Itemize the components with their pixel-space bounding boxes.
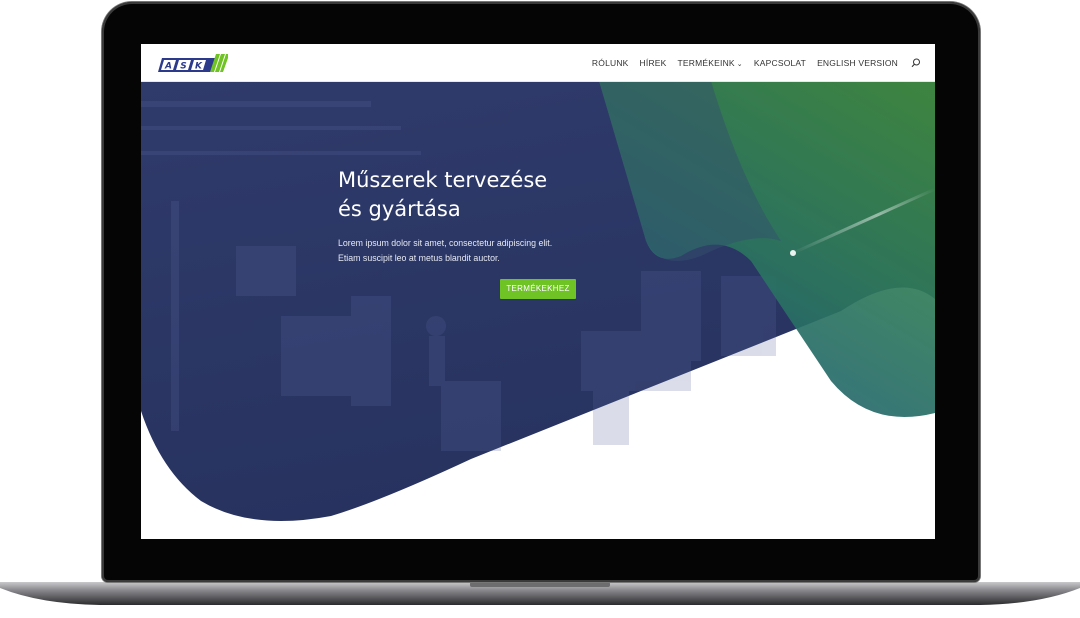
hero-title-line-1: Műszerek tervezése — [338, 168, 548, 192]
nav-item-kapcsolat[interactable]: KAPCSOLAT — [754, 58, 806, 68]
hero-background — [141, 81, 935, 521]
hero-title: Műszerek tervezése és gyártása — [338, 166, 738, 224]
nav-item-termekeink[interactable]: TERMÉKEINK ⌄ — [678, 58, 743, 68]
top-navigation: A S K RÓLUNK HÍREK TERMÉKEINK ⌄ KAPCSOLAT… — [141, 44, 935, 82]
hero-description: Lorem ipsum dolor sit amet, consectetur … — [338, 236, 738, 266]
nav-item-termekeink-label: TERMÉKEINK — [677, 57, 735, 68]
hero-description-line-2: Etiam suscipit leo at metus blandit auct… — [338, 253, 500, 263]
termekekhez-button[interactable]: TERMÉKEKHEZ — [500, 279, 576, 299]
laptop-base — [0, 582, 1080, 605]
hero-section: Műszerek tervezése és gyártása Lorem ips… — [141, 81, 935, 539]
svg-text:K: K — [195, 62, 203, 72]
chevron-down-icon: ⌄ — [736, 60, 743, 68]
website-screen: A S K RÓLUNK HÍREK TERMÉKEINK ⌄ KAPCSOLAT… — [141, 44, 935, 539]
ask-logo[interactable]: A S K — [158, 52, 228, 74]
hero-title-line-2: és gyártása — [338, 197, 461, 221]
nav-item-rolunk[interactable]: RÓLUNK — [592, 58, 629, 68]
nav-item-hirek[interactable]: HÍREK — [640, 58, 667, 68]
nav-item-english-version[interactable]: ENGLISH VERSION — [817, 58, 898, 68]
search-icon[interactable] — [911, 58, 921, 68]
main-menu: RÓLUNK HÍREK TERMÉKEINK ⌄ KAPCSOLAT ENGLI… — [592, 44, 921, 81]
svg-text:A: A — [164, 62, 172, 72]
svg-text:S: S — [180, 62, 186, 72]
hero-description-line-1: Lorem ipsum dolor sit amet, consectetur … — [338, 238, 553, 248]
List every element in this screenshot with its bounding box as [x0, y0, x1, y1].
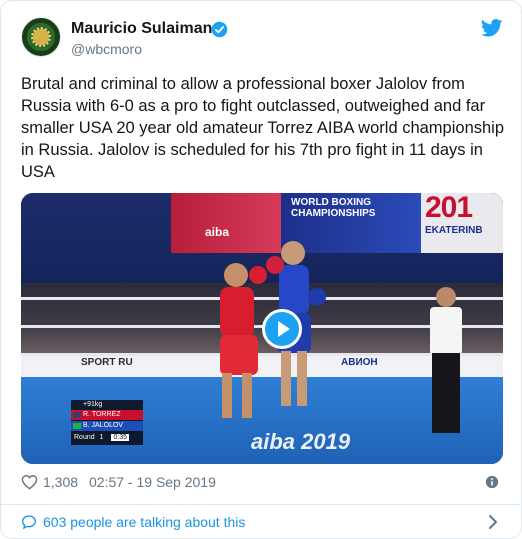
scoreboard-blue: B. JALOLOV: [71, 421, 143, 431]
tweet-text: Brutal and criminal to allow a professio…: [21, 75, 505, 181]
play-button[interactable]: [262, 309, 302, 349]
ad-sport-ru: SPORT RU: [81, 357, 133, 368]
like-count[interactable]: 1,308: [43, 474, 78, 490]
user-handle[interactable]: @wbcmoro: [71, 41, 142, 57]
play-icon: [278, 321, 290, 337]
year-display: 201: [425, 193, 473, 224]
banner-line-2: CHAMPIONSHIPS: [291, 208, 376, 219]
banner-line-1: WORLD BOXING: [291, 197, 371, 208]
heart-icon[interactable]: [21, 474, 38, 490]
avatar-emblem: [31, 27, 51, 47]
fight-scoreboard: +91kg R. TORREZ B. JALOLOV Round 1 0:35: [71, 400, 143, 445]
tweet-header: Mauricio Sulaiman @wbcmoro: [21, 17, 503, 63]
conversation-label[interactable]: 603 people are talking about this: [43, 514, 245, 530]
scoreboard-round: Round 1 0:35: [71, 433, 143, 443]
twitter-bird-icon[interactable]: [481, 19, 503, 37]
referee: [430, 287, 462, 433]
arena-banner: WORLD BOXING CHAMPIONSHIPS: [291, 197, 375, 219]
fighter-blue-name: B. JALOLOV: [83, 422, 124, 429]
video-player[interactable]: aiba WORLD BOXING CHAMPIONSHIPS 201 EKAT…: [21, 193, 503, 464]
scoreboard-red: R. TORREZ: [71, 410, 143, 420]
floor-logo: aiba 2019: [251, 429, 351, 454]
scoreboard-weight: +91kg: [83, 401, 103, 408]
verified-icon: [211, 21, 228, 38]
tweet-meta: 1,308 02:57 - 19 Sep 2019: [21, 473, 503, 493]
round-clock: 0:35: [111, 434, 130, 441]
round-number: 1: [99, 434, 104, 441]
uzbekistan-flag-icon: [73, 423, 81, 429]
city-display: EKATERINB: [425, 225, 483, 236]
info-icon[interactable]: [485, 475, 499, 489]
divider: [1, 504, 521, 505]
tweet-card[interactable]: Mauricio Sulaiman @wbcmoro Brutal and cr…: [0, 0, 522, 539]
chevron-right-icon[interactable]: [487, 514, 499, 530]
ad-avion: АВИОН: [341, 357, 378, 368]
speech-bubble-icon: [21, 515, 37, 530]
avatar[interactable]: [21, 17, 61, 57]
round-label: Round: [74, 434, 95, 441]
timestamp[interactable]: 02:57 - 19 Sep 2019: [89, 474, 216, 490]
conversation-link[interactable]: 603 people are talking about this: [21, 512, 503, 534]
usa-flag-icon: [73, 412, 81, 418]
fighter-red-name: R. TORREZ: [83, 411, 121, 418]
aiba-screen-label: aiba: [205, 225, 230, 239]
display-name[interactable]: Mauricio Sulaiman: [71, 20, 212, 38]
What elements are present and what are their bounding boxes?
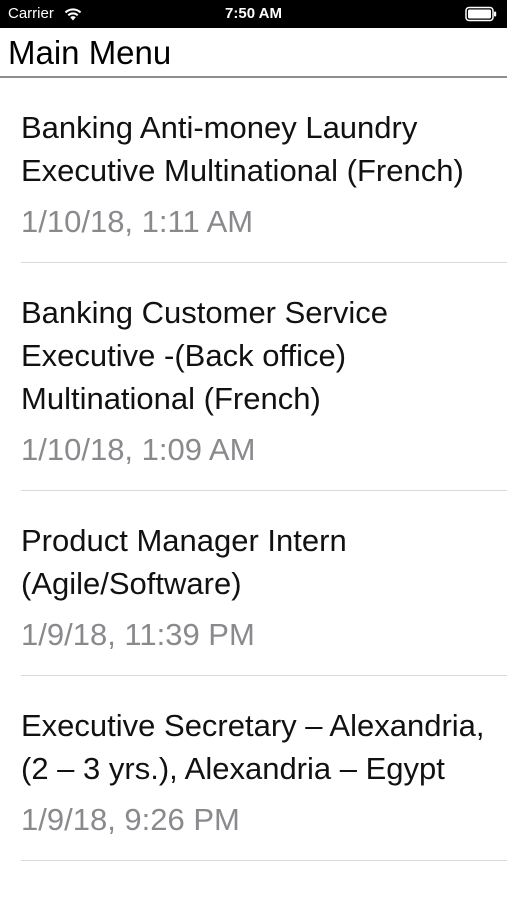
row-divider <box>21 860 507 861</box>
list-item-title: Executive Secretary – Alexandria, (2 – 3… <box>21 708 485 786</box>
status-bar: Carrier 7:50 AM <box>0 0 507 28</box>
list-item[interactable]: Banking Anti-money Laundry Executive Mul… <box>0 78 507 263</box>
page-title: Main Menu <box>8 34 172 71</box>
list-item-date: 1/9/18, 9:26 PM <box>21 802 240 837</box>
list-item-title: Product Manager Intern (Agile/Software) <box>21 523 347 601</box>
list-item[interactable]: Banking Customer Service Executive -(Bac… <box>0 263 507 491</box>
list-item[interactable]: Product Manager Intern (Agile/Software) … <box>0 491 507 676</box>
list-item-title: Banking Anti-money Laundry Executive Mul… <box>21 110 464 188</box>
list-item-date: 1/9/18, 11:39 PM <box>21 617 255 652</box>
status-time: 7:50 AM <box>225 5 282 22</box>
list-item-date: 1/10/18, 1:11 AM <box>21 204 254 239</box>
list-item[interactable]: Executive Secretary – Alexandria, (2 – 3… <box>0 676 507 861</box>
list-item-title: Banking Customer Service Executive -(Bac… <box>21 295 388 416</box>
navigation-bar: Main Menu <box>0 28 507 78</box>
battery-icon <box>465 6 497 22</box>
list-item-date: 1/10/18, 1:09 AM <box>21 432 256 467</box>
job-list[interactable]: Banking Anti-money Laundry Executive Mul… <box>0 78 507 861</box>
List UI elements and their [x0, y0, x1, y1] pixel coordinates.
---
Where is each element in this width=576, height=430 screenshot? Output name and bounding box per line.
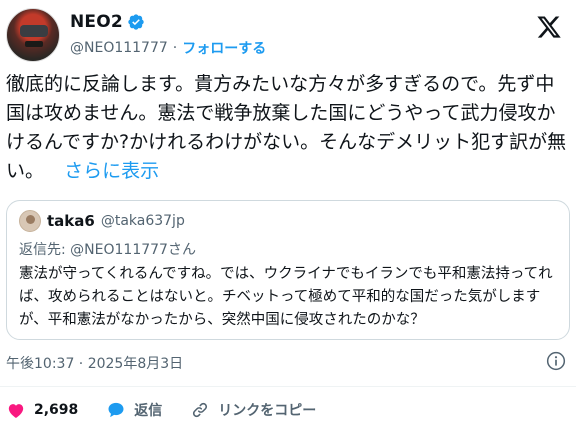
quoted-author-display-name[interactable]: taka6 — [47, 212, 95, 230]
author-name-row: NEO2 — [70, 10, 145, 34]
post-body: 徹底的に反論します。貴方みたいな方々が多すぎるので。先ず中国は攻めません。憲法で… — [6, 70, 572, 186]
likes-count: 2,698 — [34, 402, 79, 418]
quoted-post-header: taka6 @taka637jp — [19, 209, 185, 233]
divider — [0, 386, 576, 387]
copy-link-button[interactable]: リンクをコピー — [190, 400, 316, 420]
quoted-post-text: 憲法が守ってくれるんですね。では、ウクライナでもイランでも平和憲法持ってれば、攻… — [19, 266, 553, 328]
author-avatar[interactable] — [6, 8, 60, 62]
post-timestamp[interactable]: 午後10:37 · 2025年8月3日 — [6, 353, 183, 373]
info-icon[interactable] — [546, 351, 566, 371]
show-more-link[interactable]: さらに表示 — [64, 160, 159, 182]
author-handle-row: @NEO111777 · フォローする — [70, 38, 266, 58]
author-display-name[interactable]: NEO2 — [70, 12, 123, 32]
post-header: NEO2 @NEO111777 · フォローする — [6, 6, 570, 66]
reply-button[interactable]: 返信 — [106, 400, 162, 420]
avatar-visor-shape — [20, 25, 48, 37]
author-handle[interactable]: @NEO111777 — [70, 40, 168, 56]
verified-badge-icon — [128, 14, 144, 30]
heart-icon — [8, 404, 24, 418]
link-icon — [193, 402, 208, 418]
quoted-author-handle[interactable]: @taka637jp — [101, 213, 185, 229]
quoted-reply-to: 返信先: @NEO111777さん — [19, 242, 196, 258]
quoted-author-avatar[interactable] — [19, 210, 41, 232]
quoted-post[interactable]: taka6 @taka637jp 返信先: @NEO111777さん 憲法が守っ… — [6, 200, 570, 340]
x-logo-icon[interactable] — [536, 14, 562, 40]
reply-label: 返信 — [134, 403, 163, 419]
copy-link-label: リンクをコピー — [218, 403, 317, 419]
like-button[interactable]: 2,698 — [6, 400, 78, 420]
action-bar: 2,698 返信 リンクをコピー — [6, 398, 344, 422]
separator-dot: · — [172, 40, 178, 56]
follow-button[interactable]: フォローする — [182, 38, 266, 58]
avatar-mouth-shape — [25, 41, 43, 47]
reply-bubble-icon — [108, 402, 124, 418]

**The problem**:
Give again, unchanged, the lines that open with the one containing "hero-title-line-1: Műszerek tervezése" and close with the one containing "nav-item-termekeink[interactable]: TERMÉKEINK ⌄", including both.

**Result below**:
hero-title-line-1: Műszerek tervezése — [338, 168, 548, 192]
nav-item-kapcsolat[interactable]: KAPCSOLAT — [754, 58, 806, 68]
hero-background — [141, 81, 935, 521]
hero-title: Műszerek tervezése és gyártása — [338, 166, 738, 224]
nav-item-termekeink[interactable]: TERMÉKEINK ⌄ — [678, 58, 743, 68]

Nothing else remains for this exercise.